__Instructions for the task__: Search the records for the word "title" and report each line that has it.
##### Data
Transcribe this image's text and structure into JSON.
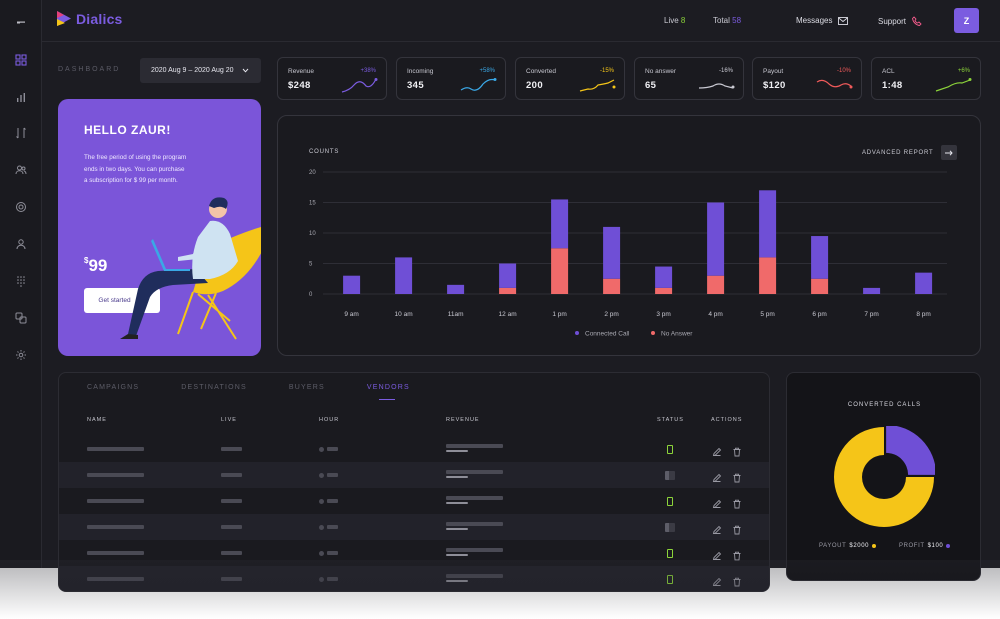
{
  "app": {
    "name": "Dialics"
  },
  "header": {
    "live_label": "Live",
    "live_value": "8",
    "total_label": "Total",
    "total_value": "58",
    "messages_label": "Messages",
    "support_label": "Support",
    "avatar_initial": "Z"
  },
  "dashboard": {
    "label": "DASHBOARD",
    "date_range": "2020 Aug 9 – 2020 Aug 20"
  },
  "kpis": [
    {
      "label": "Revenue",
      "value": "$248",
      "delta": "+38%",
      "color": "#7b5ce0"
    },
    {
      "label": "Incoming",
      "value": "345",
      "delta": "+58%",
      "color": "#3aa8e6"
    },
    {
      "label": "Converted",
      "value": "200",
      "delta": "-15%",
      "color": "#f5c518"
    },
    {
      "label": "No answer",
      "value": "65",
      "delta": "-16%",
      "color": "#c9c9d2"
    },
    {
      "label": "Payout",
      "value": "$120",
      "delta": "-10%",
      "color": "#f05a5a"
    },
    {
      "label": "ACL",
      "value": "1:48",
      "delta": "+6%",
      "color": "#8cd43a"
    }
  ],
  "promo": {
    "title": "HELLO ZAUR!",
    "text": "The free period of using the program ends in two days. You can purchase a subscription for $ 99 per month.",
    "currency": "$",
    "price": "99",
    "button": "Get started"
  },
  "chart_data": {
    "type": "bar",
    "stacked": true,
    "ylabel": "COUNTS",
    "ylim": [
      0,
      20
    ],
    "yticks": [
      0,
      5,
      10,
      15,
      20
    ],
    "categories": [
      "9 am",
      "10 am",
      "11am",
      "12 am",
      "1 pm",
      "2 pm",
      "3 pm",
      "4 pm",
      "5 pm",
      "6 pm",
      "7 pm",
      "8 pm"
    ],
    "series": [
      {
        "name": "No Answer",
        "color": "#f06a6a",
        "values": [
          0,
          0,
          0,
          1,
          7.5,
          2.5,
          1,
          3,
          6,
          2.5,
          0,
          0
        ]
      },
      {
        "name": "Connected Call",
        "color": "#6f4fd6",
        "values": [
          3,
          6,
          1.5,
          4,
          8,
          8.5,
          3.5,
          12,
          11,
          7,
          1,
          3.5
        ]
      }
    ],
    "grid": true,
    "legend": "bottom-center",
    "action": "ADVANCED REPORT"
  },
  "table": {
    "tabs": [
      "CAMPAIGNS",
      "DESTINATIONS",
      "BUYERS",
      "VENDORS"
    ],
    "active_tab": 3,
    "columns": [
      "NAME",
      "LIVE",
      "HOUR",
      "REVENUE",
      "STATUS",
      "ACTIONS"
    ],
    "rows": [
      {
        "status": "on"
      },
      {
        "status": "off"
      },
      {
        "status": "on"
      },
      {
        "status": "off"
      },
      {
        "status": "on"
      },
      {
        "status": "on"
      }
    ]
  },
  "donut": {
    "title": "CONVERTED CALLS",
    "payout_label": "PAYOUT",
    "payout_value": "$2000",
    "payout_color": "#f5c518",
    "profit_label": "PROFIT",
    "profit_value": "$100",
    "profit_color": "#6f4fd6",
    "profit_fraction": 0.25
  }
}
##########
__Solution for this problem__:
    "title": "HELLO ZAUR!",
    "title": "CONVERTED CALLS",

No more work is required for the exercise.